* **EXERCISE**
Pick out each line of the records that includes the string "Club", and copy it.

* **DATA EXCERPTS**
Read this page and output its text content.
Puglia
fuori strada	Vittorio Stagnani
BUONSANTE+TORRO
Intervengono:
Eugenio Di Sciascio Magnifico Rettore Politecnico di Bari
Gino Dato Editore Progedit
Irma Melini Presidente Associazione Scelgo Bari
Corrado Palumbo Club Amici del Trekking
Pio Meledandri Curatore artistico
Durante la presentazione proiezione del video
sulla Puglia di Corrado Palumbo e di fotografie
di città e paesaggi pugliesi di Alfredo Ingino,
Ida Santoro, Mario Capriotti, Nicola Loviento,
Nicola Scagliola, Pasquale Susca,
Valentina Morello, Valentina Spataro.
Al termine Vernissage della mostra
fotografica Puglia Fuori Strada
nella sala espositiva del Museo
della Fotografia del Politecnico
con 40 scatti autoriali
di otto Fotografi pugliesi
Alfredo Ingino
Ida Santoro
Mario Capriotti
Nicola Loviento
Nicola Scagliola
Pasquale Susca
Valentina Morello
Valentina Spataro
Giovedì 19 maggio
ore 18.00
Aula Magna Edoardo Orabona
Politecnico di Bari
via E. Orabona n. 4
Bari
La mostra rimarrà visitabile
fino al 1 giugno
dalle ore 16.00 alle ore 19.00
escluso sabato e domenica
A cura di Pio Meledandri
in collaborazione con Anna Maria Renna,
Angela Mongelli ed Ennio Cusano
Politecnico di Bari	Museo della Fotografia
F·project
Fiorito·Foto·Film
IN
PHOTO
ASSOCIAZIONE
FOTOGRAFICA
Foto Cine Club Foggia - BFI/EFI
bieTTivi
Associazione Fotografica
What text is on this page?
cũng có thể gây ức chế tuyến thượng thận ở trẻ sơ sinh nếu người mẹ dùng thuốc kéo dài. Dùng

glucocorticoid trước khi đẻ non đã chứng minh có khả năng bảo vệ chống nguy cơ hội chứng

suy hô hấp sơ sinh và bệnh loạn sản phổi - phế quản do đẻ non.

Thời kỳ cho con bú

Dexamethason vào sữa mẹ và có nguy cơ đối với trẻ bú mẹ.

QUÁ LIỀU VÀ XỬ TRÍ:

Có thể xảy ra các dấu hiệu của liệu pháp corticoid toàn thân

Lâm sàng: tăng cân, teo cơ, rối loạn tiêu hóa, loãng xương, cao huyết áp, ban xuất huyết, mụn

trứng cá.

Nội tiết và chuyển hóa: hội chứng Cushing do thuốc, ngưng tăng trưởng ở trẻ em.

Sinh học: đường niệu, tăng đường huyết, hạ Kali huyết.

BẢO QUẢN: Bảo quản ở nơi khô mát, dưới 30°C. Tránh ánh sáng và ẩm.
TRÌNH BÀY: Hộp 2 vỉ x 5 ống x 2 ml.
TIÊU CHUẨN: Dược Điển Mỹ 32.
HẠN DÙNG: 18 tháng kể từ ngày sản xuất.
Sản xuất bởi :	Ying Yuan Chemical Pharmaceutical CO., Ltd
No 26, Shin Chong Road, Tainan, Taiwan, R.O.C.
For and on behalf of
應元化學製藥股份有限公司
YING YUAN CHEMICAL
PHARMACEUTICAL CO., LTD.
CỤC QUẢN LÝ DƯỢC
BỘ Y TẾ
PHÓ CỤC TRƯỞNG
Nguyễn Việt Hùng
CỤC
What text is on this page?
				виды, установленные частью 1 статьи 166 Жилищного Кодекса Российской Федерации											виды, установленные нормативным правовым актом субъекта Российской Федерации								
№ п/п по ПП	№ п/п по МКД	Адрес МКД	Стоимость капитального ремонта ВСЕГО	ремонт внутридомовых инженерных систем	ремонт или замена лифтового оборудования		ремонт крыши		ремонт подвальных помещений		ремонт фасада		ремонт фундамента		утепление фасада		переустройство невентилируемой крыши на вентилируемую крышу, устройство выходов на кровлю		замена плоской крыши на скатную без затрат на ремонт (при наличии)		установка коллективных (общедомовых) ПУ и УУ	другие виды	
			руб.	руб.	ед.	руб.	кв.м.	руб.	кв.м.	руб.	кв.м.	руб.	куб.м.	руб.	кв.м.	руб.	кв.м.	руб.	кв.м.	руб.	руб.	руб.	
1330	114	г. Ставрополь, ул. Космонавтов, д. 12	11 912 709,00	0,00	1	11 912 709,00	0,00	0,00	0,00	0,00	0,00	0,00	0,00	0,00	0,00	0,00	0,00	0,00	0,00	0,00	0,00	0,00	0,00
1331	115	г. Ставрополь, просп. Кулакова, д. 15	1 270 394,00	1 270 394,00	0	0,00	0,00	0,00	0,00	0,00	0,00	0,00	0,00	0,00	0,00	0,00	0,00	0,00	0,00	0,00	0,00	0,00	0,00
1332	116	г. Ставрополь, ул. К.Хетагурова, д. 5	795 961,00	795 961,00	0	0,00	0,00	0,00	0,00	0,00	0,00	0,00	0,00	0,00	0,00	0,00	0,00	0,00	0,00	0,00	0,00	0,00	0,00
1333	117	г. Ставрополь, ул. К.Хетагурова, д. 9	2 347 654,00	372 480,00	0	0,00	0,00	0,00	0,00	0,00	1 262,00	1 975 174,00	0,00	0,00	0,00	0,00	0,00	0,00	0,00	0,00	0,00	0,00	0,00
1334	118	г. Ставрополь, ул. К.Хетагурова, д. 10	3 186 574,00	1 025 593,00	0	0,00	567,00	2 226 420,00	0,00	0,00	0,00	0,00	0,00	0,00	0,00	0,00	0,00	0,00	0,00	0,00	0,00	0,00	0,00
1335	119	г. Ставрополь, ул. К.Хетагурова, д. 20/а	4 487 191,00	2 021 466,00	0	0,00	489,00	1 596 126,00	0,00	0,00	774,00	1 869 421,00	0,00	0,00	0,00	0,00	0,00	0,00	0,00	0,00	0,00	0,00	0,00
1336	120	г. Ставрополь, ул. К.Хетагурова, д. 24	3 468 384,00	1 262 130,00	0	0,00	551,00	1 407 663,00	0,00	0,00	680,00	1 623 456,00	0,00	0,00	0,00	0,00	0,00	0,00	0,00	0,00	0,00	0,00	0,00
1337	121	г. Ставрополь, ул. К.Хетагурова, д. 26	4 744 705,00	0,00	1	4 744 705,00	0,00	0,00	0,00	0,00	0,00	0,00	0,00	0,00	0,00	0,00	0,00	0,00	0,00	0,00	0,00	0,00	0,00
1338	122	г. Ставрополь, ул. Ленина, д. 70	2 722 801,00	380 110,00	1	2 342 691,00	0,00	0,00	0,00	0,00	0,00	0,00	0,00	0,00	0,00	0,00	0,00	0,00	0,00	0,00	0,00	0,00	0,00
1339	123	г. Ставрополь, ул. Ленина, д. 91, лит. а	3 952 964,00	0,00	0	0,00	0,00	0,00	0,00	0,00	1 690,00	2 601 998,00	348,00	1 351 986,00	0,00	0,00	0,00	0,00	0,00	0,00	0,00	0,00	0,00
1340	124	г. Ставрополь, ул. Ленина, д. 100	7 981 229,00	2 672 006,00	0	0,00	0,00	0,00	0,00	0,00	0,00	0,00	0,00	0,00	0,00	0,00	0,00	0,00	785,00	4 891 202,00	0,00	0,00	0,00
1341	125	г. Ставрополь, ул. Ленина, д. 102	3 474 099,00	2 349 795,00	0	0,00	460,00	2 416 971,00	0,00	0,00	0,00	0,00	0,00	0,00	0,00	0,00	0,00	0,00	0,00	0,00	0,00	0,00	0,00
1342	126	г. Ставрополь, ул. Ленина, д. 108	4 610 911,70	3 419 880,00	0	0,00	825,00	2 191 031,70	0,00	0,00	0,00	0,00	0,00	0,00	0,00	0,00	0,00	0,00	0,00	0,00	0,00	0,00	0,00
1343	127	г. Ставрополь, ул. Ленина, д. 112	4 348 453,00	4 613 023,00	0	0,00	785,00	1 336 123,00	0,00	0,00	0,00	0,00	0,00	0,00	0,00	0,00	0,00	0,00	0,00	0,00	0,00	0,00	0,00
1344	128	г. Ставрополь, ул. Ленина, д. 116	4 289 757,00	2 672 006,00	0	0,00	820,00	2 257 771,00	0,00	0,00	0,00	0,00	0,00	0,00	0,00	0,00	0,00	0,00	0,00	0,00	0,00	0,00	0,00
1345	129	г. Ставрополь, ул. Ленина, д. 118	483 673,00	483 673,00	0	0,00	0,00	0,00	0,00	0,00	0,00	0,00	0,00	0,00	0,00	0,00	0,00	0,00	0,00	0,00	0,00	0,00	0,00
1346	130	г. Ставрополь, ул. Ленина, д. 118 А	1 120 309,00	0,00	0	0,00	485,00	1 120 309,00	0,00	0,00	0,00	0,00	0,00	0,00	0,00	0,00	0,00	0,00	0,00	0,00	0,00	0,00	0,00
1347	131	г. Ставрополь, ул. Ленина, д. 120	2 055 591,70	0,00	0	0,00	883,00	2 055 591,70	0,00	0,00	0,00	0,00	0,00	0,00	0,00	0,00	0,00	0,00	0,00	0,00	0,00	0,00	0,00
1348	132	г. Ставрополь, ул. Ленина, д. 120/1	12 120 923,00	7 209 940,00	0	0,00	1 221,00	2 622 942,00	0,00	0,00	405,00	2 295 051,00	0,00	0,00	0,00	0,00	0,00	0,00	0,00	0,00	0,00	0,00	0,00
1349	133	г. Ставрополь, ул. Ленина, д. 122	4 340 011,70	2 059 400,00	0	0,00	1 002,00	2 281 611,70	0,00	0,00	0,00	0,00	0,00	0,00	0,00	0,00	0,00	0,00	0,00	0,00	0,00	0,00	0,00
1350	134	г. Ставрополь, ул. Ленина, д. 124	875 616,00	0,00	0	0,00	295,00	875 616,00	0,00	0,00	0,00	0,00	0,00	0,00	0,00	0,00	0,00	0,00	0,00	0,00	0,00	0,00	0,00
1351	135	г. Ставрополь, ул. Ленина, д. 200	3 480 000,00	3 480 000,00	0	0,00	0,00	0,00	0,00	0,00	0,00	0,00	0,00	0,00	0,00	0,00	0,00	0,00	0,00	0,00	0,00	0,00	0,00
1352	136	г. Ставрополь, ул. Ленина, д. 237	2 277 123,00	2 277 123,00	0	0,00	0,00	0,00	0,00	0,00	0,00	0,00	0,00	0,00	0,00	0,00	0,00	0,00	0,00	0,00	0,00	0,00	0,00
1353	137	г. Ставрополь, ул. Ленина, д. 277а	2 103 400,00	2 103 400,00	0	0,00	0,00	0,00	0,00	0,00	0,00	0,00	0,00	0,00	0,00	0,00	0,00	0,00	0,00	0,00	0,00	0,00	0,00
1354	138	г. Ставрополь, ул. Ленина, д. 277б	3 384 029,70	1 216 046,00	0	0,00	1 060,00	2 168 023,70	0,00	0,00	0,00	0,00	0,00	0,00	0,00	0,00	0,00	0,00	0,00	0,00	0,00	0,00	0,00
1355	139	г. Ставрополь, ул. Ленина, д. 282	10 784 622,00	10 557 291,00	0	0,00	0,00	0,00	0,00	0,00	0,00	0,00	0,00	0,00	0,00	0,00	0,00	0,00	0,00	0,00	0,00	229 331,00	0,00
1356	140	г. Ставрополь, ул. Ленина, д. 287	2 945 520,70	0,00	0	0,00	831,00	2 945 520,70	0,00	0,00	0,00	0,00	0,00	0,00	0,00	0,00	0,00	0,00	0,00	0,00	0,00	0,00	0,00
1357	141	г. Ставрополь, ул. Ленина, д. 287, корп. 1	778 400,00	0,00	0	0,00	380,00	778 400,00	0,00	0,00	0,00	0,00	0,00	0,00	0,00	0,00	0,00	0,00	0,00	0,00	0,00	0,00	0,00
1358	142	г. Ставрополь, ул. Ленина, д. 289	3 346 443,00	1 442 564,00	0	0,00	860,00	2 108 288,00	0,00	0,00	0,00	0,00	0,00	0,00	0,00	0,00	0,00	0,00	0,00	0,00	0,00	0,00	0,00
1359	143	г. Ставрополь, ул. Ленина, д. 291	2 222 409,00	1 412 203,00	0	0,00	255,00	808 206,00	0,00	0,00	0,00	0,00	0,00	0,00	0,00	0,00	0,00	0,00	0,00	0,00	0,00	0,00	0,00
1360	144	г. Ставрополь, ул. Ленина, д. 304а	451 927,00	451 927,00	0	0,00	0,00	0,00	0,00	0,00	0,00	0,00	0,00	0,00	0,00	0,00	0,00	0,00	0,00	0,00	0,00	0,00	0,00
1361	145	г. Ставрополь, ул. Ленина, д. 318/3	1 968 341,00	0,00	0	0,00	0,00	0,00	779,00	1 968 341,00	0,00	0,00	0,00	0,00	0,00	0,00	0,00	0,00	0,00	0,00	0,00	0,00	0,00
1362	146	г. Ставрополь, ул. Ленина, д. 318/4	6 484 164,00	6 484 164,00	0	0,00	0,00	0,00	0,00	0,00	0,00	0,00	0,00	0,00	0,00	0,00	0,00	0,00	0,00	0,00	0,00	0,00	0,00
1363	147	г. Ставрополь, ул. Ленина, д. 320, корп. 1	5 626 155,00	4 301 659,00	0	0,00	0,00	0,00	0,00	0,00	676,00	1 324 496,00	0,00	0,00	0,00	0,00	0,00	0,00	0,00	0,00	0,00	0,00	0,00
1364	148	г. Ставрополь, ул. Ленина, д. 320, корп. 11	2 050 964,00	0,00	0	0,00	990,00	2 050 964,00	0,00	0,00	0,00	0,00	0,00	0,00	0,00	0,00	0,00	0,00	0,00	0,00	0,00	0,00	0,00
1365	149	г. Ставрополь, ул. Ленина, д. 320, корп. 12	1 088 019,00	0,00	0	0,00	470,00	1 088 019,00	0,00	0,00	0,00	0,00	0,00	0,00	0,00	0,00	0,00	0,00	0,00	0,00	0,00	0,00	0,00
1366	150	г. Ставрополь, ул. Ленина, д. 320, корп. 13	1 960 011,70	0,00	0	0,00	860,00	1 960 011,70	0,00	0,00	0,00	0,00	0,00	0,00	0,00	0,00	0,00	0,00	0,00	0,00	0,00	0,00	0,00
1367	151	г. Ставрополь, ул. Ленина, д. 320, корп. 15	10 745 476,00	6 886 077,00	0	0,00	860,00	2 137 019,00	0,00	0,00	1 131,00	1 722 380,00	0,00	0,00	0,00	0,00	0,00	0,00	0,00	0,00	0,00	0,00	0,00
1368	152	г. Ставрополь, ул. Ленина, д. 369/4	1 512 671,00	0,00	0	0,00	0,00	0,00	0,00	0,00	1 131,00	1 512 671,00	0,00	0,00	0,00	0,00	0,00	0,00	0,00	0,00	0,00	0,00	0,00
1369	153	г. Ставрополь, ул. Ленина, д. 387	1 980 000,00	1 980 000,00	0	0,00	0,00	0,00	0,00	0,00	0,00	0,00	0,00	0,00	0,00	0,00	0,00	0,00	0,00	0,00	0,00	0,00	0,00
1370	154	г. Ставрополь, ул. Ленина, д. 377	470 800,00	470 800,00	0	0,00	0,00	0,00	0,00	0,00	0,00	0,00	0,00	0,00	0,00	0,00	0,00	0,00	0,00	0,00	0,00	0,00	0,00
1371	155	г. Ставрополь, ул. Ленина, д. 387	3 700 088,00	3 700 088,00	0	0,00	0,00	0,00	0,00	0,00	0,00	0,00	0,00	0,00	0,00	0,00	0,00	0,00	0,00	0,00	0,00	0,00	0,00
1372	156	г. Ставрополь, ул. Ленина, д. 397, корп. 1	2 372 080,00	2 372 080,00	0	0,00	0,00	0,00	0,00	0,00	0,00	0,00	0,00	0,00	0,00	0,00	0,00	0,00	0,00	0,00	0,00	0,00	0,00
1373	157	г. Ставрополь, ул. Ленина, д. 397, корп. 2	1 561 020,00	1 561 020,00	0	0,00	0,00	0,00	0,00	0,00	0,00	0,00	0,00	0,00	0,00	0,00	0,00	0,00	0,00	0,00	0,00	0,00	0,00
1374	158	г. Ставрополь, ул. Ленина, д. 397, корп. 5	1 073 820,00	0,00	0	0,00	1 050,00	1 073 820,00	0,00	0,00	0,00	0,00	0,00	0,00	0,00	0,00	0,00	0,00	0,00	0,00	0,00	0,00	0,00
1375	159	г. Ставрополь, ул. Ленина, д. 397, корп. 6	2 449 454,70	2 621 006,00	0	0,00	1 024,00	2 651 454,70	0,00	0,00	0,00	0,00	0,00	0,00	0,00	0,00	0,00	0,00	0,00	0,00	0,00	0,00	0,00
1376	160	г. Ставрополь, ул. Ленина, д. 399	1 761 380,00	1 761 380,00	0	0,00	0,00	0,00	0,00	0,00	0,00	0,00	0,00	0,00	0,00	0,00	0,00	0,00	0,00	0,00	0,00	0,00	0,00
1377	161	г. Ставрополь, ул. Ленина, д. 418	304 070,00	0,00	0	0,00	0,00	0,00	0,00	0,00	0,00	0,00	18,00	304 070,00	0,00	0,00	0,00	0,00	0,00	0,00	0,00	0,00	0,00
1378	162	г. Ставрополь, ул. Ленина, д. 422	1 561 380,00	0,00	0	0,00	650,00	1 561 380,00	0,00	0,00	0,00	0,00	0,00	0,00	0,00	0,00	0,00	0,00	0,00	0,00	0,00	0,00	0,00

* **ANSWER FOR THE TASK**
Corrado Palumbo Club Amici del Trekking
Foto Cine Club Foggia - BFI/EFI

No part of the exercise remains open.